*Data lines:*
────

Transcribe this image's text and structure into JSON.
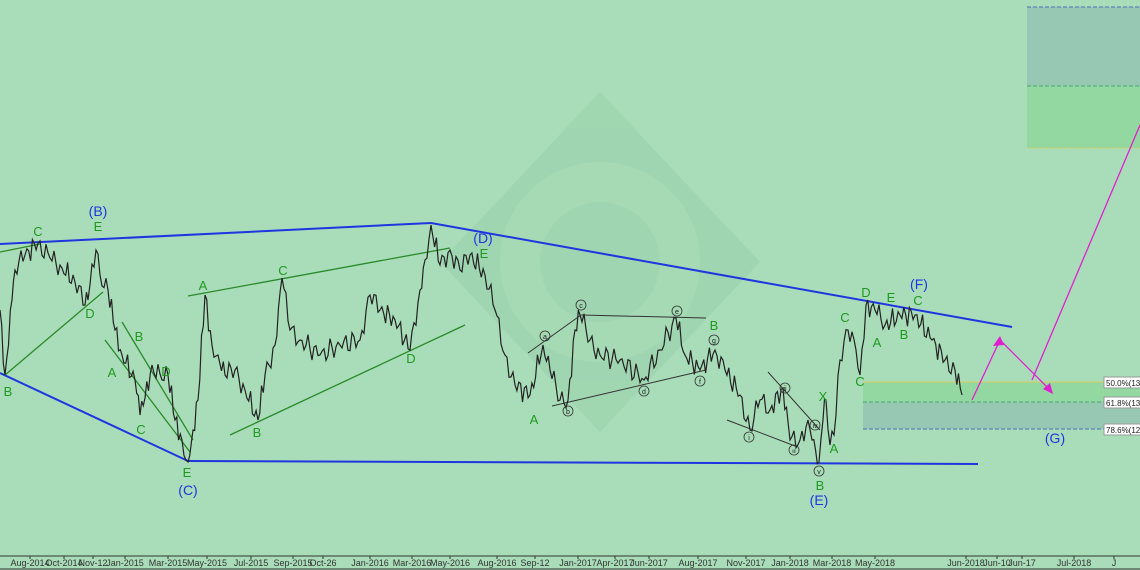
{
  "chart_data": {
    "type": "line",
    "title": "",
    "xlabel": "",
    "ylabel": "",
    "grid": false,
    "x_tick_labels": [
      "Aug-2014",
      "Oct-2014",
      "Nov-12",
      "Jan-2015",
      "Mar-2015",
      "May-2015",
      "Jul-2015",
      "Sep-2015",
      "Oct-26",
      "Jan-2016",
      "Mar-2016",
      "May-2016",
      "Aug-2016",
      "Sep-12",
      "Jan-2017",
      "Apr-2017",
      "Jun-2017",
      "Aug-2017",
      "Nov-2017",
      "Jan-2018",
      "Mar-2018",
      "May-2018",
      "Jun-2018",
      "Jun-10",
      "Jun-17",
      "Jul-2018",
      "J"
    ],
    "series": [
      {
        "values_note_free": true
      }
    ],
    "fib_levels": [
      {
        "label": "50.0%(13",
        "color": "#d8d060"
      },
      {
        "label": "61.8%(13",
        "color": "#4aa86a"
      },
      {
        "label": "78.6%(12",
        "color": "#4a70c0"
      }
    ],
    "wave_labels": {
      "major": [
        "(B)",
        "(C)",
        "(D)",
        "(E)",
        "(F)",
        "(G)"
      ],
      "minor": [
        "C",
        "E",
        "B",
        "D",
        "A",
        "B",
        "C",
        "D",
        "E",
        "A",
        "C",
        "B",
        "D",
        "E",
        "A",
        "B",
        "C",
        "A",
        "B",
        "C",
        "X",
        "A",
        "B",
        "C",
        "D",
        "E"
      ],
      "sub": [
        "a",
        "b",
        "c",
        "d",
        "e",
        "f",
        "g",
        "i",
        "ii",
        "iii",
        "iv",
        "v"
      ]
    },
    "colors": {
      "background": "#a9ddb9",
      "major_lines": "#1f35e0",
      "minor_lines": "#2a8a2a",
      "price": "#222222",
      "projection": "#e020d0",
      "major_text": "#1f35e0",
      "minor_text": "#1f9a1f"
    }
  }
}
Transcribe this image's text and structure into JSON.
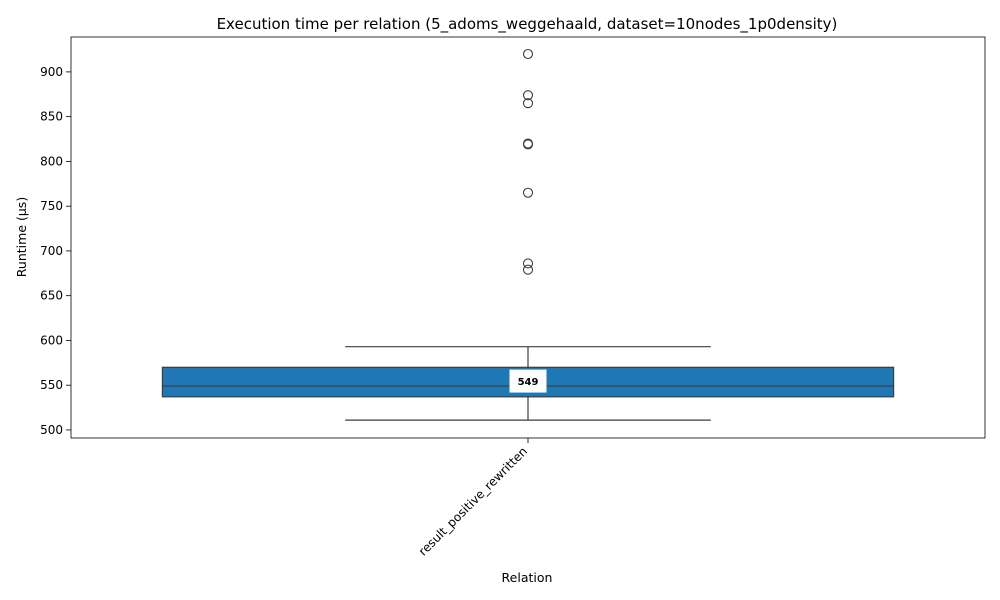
{
  "chart_data": {
    "type": "box",
    "title": "Execution time per relation (5_adoms_weggehaald, dataset=10nodes_1p0density)",
    "xlabel": "Relation",
    "ylabel": "Runtime (µs)",
    "categories": [
      "result_positive_rewritten"
    ],
    "ylim": [
      491,
      939
    ],
    "yticks": [
      500,
      550,
      600,
      650,
      700,
      750,
      800,
      850,
      900
    ],
    "grid": false,
    "legend": "none",
    "boxes": [
      {
        "category": "result_positive_rewritten",
        "whisker_low": 511,
        "q1": 537,
        "median": 549,
        "q3": 570,
        "whisker_high": 593,
        "outliers": [
          679,
          686,
          765,
          819,
          820,
          865,
          874,
          920
        ],
        "median_label": "549",
        "color": "#1f77b4"
      }
    ]
  }
}
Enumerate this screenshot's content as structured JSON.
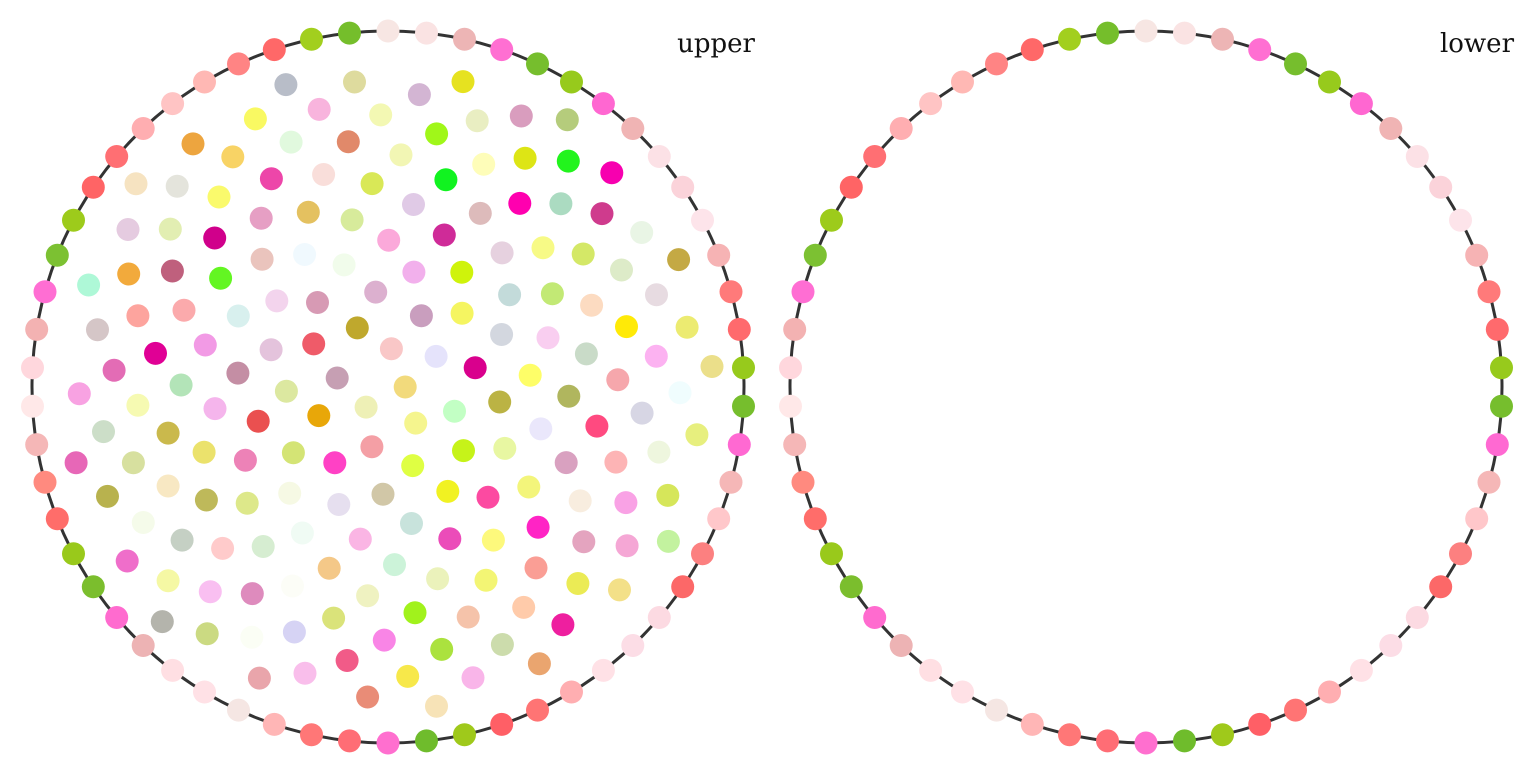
{
  "panels": [
    {
      "title": "upper",
      "boundary_colors": [
        "#F7E6E3",
        "#FAE3E3",
        "#EDB5B5",
        "#FF6FD2",
        "#76BE2D",
        "#97CA1C",
        "#FF67D1",
        "#F0B4B4",
        "#FCE1E6",
        "#FBD3DA",
        "#FDE4EA",
        "#F6B3B4",
        "#FF7A7A",
        "#FF6A6D",
        "#97CA1C",
        "#76BE2D",
        "#FF69D2",
        "#F5B7B7",
        "#FFC7CA",
        "#FC8080",
        "#FC6868",
        "#FCDAE2",
        "#FCDDE6",
        "#FFE1E6",
        "#FFAEB1",
        "#FF7474",
        "#FF5F66",
        "#9FC91B",
        "#6FBC2C",
        "#FF6FCF",
        "#FF6D75",
        "#FF7777",
        "#FFB6B6",
        "#F5E6E3",
        "#FFE1E6",
        "#FFDFE3",
        "#EDB3B4",
        "#FF6BCF",
        "#7BBE2D",
        "#99C91B",
        "#FF6D6A",
        "#FF8A7F",
        "#F5B7B7",
        "#FFE8E8",
        "#FFD7DD",
        "#F3B2B2",
        "#FF6ED3",
        "#7CC132",
        "#9DCB1B",
        "#FF6465",
        "#FF6F73",
        "#FFAEB1",
        "#FFC4C4",
        "#FFB8B4",
        "#FF8484",
        "#FF6868",
        "#A2CF1E",
        "#75BE2B"
      ],
      "interior_colors": [
        "#F2DA7C",
        "#EEF0B6",
        "#F9C7C7",
        "#F5F58E",
        "#C69FB3",
        "#E5E3FB",
        "#F49FA5",
        "#BFA82D",
        "#C2FFC4",
        "#E8A709",
        "#C99EBE",
        "#DFFF43",
        "#EF5B69",
        "#D9008D",
        "#FF41C5",
        "#DCB0CF",
        "#C6F319",
        "#DCE8A0",
        "#F5F561",
        "#D1C7A7",
        "#D79AB4",
        "#BBB344",
        "#D4E475",
        "#F2B0EC",
        "#F1F222",
        "#E4C3DC",
        "#D3D7DF",
        "#E6DFEF",
        "#F1FCEB",
        "#E8F7A2",
        "#EA5050",
        "#CFF30B",
        "#C8E3DC",
        "#F3D4ED",
        "#FEFE68",
        "#F6F9E4",
        "#FBA9DA",
        "#FC4AA1",
        "#C48EA4",
        "#C3DBDA",
        "#FAB5E4",
        "#F0F9FE",
        "#EAE7FB",
        "#ED82B7",
        "#CF2B98",
        "#EB4CB9",
        "#D8F0EE",
        "#F9CEF0",
        "#F0FBF4",
        "#D7EB9B",
        "#F3F57B",
        "#F5B5EC",
        "#E6D1DF",
        "#CCF3D9",
        "#EAC4BD",
        "#B0B65E",
        "#DDE88A",
        "#E0CAE6",
        "#FDF97C",
        "#F29AE5",
        "#C2E975",
        "#F4C888",
        "#E4C160",
        "#D9A1C0",
        "#EBE26C",
        "#DDBBBB",
        "#EBF2BB",
        "#63F622",
        "#C9DBC8",
        "#D6EDD1",
        "#D9E857",
        "#FF24C5",
        "#B3E4B8",
        "#F7FA86",
        "#EFF2C1",
        "#E69FC4",
        "#FF4A80",
        "#BEB95A",
        "#11F320",
        "#F3F574",
        "#FBAAAC",
        "#FCDBC1",
        "#FCFDF7",
        "#F9DEDA",
        "#F8EDDF",
        "#CAB94C",
        "#FF00AF",
        "#A1F21C",
        "#D0008B",
        "#F6A7AC",
        "#FFCBCB",
        "#F2F6B4",
        "#FA9E95",
        "#E00095",
        "#D4E867",
        "#DAE37A",
        "#ED46A9",
        "#FDB4B5",
        "#F8E8C3",
        "#FEFDB9",
        "#F5C3AA",
        "#BF607D",
        "#FFEA07",
        "#DE8BBD",
        "#E1896A",
        "#E4A4BF",
        "#F6FAB2",
        "#ABDBC1",
        "#F985E6",
        "#FAFA6C",
        "#D7D6E4",
        "#C5D0C4",
        "#A0F719",
        "#FFCBAA",
        "#FDA49E",
        "#DDEBC8",
        "#D6D3F4",
        "#E1F9DE",
        "#F9A2E5",
        "#D7E09F",
        "#DDE515",
        "#ABE23E",
        "#E2EEB2",
        "#FCB2F1",
        "#F9BFF1",
        "#F3F8B3",
        "#EBEB55",
        "#E36CB5",
        "#CF3B8D",
        "#F15B88",
        "#F8D365",
        "#EEF6DE",
        "#F5FBEA",
        "#E9EEC2",
        "#CCDCAC",
        "#F2AA3C",
        "#E7DBE1",
        "#FBFEF5",
        "#F8B4DD",
        "#F5A7D5",
        "#CCDEC8",
        "#22F41D",
        "#F7E84A",
        "#E4E4DC",
        "#F0FDFE",
        "#F5F8A4",
        "#D3B5D3",
        "#EE1F9F",
        "#D5C6C7",
        "#E9F5E5",
        "#F9BEEB",
        "#F9F962",
        "#D6E65A",
        "#B8B24E",
        "#D99DBE",
        "#F9B5E9",
        "#E5CBE0",
        "#ECEB71",
        "#CBDA82",
        "#DEDB9E",
        "#F3E088",
        "#F8A2E2",
        "#F700AF",
        "#E98C77",
        "#EDA53F",
        "#E7EF7E",
        "#EF6ECA",
        "#E6E220",
        "#EAA56F",
        "#AEF8D7",
        "#C4A944",
        "#E9A5AB",
        "#B8BDC8",
        "#C3F29F",
        "#E767B7",
        "#B5CC7C",
        "#F7E3B7",
        "#F6E3C1",
        "#EBDF8A",
        "#B4B4AC"
      ]
    },
    {
      "title": "lower",
      "boundary_colors": [
        "#F7E6E3",
        "#FAE3E3",
        "#EDB5B5",
        "#FF6FD2",
        "#76BE2D",
        "#97CA1C",
        "#FF67D1",
        "#F0B4B4",
        "#FCE1E6",
        "#FBD3DA",
        "#FDE4EA",
        "#F6B3B4",
        "#FF7A7A",
        "#FF6A6D",
        "#97CA1C",
        "#76BE2D",
        "#FF69D2",
        "#F5B7B7",
        "#FFC7CA",
        "#FC8080",
        "#FC6868",
        "#FCDAE2",
        "#FCDDE6",
        "#FFE1E6",
        "#FFAEB1",
        "#FF7474",
        "#FF5F66",
        "#9FC91B",
        "#6FBC2C",
        "#FF6FCF",
        "#FF6D75",
        "#FF7777",
        "#FFB6B6",
        "#F5E6E3",
        "#FFE1E6",
        "#FFDFE3",
        "#EDB3B4",
        "#FF6BCF",
        "#7BBE2D",
        "#99C91B",
        "#FF6D6A",
        "#FF8A7F",
        "#F5B7B7",
        "#FFE8E8",
        "#FFD7DD",
        "#F3B2B2",
        "#FF6ED3",
        "#7CC132",
        "#9DCB1B",
        "#FF6465",
        "#FF6F73",
        "#FFAEB1",
        "#FFC4C4",
        "#FFB8B4",
        "#FF8484",
        "#FF6868",
        "#A2CF1E",
        "#75BE2B"
      ],
      "interior_colors": []
    }
  ]
}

────

*To do:*
Scan the material above. Return every line containing the string "title".

*Reply:*
    "title": "",
    "title": "Execution time per relation (5_adoms_weggehaald, dataset=10nodes_1p0density)",
      "title": "upper",
      "title": "lower",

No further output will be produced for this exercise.